Some records:
########

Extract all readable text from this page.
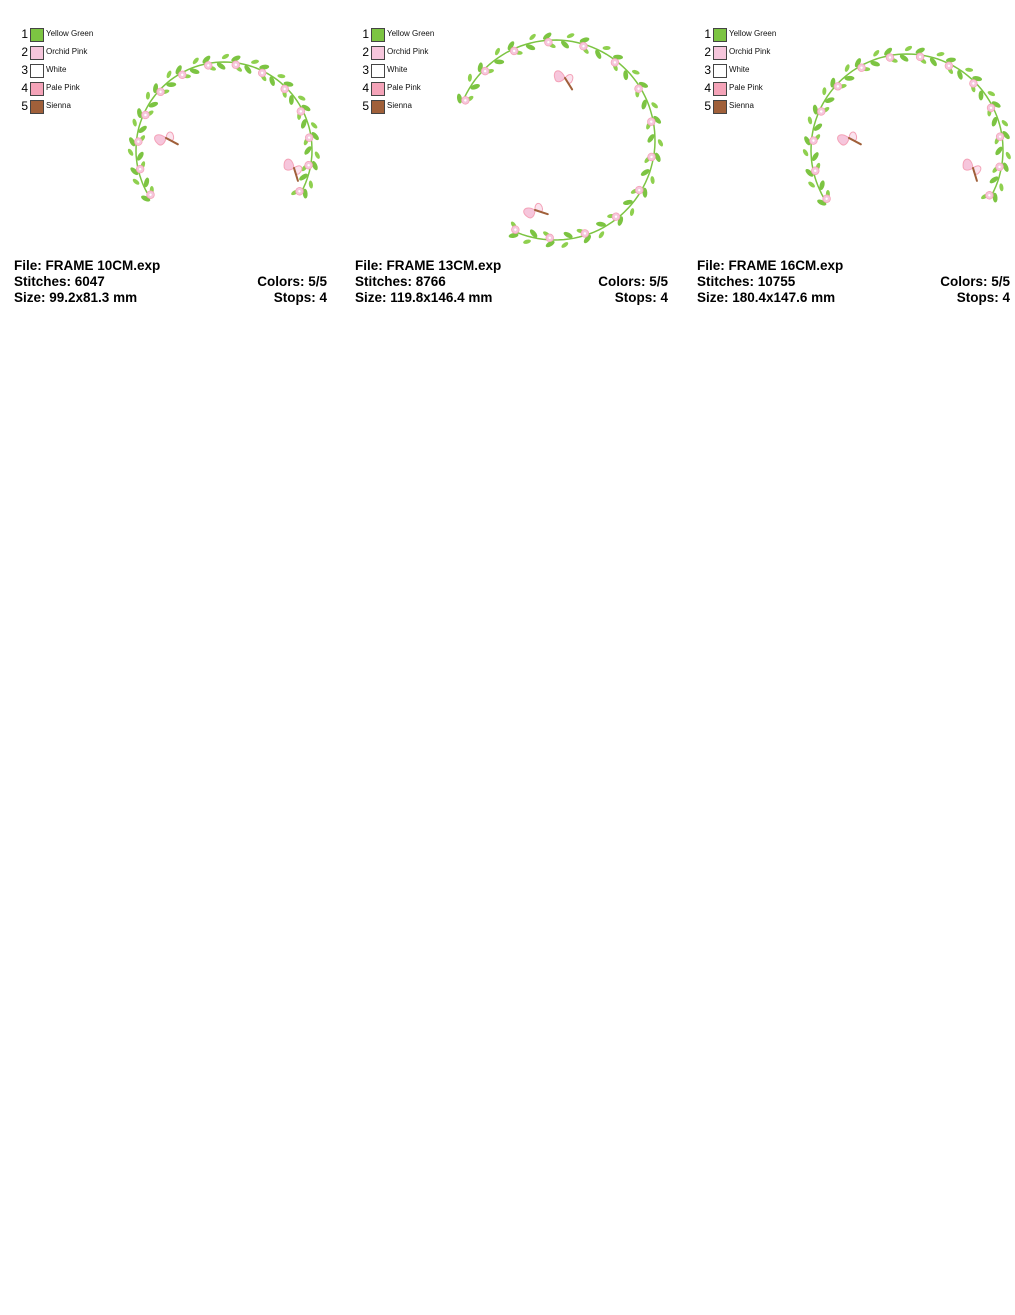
1 Yellow Green
2 Orchid Pink
3 White
4 Pale Pink
5 Sienna
File: FRAME 10CM.exp
Stitches: 6047	Colors: 5/5
Size: 99.2x81.3 mm	Stops: 4
1 Yellow Green
2 Orchid Pink
3 White
4 Pale Pink
5 Sienna
File: FRAME 13CM.exp
Stitches: 8766	Colors: 5/5
Size: 119.8x146.4 mm	Stops: 4
1 Yellow Green
2 Orchid Pink
3 White
4 Pale Pink
5 Sienna
File: FRAME 16CM.exp
Stitches: 10755	Colors: 5/5
Size: 180.4x147.6 mm	Stops: 4
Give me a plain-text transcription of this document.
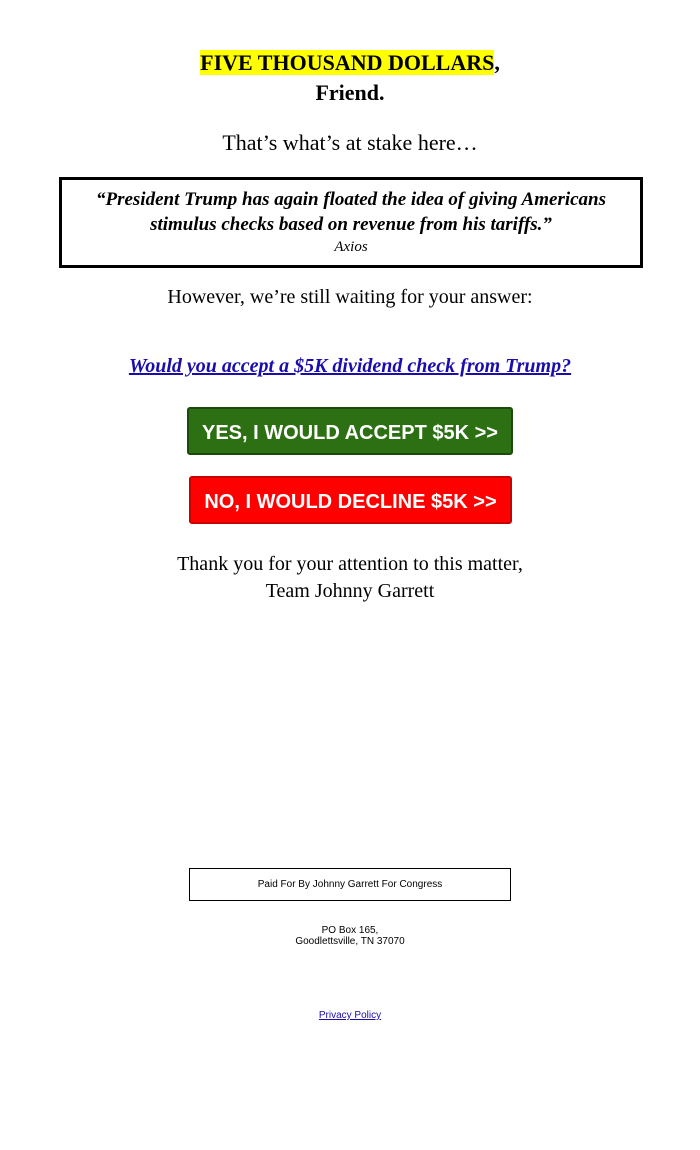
FIVE THOUSAND DOLLARS,
Friend.
That’s what’s at stake here…
“President Trump has again floated the idea of giving Americans stimulus checks based on revenue from his tariffs.”
Axios
However, we’re still waiting for your answer:
Would you accept a $5K dividend check from Trump?
YES, I WOULD ACCEPT $5K >>
NO, I WOULD DECLINE $5K >>
Thank you for your attention to this matter,
Team Johnny Garrett
Paid For By Johnny Garrett For Congress
PO Box 165,
Goodlettsville, TN 37070
Privacy Policy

########

Exactly repeat every line from the line that includes "Give me a plain-text" to the end of the listing, and nothing else, leaving pictures out.

▸ **Expected output**
Give me a plain-text transcription of this document.
FIVE THOUSAND DOLLARS,
Friend.
That’s what’s at stake here…
“President Trump has again floated the idea of giving Americans stimulus checks based on revenue from his tariffs.”
Axios
However, we’re still waiting for your answer:
Would you accept a $5K dividend check from Trump?
YES, I WOULD ACCEPT $5K >>
NO, I WOULD DECLINE $5K >>
Thank you for your attention to this matter,
Team Johnny Garrett
Paid For By Johnny Garrett For Congress
PO Box 165,
Goodlettsville, TN 37070
Privacy Policy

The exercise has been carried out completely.